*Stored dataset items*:
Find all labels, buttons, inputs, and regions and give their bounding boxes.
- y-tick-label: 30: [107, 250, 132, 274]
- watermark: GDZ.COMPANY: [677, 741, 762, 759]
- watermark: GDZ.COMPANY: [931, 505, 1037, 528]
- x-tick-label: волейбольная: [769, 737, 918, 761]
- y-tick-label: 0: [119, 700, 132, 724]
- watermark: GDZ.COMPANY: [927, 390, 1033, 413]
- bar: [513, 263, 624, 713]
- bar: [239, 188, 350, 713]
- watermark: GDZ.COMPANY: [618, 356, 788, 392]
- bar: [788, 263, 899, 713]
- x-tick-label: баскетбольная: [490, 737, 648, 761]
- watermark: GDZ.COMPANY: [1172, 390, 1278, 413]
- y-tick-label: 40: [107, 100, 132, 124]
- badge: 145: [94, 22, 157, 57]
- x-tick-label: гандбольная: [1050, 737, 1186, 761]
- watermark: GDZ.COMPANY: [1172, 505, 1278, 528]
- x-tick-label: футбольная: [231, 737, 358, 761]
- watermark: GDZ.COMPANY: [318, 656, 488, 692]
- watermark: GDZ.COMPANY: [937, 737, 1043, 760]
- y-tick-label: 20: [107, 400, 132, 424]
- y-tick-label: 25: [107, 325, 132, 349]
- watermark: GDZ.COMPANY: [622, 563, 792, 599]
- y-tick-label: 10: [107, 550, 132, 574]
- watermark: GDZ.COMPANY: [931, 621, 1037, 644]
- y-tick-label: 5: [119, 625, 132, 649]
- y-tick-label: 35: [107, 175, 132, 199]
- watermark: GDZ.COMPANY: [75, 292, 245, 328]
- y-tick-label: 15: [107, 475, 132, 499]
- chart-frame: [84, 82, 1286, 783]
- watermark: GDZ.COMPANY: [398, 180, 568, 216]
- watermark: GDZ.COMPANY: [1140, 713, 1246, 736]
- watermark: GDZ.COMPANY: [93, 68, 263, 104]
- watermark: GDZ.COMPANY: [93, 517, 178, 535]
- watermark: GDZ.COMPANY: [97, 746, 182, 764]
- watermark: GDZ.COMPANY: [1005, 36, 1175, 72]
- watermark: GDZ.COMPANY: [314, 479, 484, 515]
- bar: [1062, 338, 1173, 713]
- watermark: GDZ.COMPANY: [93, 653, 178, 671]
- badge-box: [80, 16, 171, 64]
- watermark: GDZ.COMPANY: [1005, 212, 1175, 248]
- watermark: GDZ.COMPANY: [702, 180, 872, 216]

*INSTRUCTIONS FOR THE TASK*: Update the lines above by replacing "bounding boxes" with "box coordinates" and leaving everything else unchanged.

*THE RESPONSE*:
Find all labels, buttons, inputs, and regions and give their box coordinates.
- y-tick-label: 30: [107, 250, 132, 274]
- watermark: GDZ.COMPANY: [677, 741, 762, 759]
- watermark: GDZ.COMPANY: [931, 505, 1037, 528]
- x-tick-label: волейбольная: [769, 737, 918, 761]
- y-tick-label: 0: [119, 700, 132, 724]
- watermark: GDZ.COMPANY: [927, 390, 1033, 413]
- bar: [513, 263, 624, 713]
- bar: [239, 188, 350, 713]
- watermark: GDZ.COMPANY: [618, 356, 788, 392]
- bar: [788, 263, 899, 713]
- x-tick-label: баскетбольная: [490, 737, 648, 761]
- watermark: GDZ.COMPANY: [1172, 390, 1278, 413]
- y-tick-label: 40: [107, 100, 132, 124]
- badge: 145: [94, 22, 157, 57]
- x-tick-label: гандбольная: [1050, 737, 1186, 761]
- watermark: GDZ.COMPANY: [1172, 505, 1278, 528]
- x-tick-label: футбольная: [231, 737, 358, 761]
- watermark: GDZ.COMPANY: [318, 656, 488, 692]
- watermark: GDZ.COMPANY: [937, 737, 1043, 760]
- y-tick-label: 20: [107, 400, 132, 424]
- y-tick-label: 25: [107, 325, 132, 349]
- watermark: GDZ.COMPANY: [622, 563, 792, 599]
- y-tick-label: 10: [107, 550, 132, 574]
- watermark: GDZ.COMPANY: [931, 621, 1037, 644]
- y-tick-label: 5: [119, 625, 132, 649]
- y-tick-label: 35: [107, 175, 132, 199]
- watermark: GDZ.COMPANY: [75, 292, 245, 328]
- y-tick-label: 15: [107, 475, 132, 499]
- chart-frame: [84, 82, 1286, 783]
- watermark: GDZ.COMPANY: [398, 180, 568, 216]
- watermark: GDZ.COMPANY: [1140, 713, 1246, 736]
- watermark: GDZ.COMPANY: [93, 68, 263, 104]
- watermark: GDZ.COMPANY: [93, 517, 178, 535]
- watermark: GDZ.COMPANY: [97, 746, 182, 764]
- watermark: GDZ.COMPANY: [1005, 36, 1175, 72]
- watermark: GDZ.COMPANY: [314, 479, 484, 515]
- bar: [1062, 338, 1173, 713]
- watermark: GDZ.COMPANY: [93, 653, 178, 671]
- badge-box: [80, 16, 171, 64]
- watermark: GDZ.COMPANY: [1005, 212, 1175, 248]
- watermark: GDZ.COMPANY: [702, 180, 872, 216]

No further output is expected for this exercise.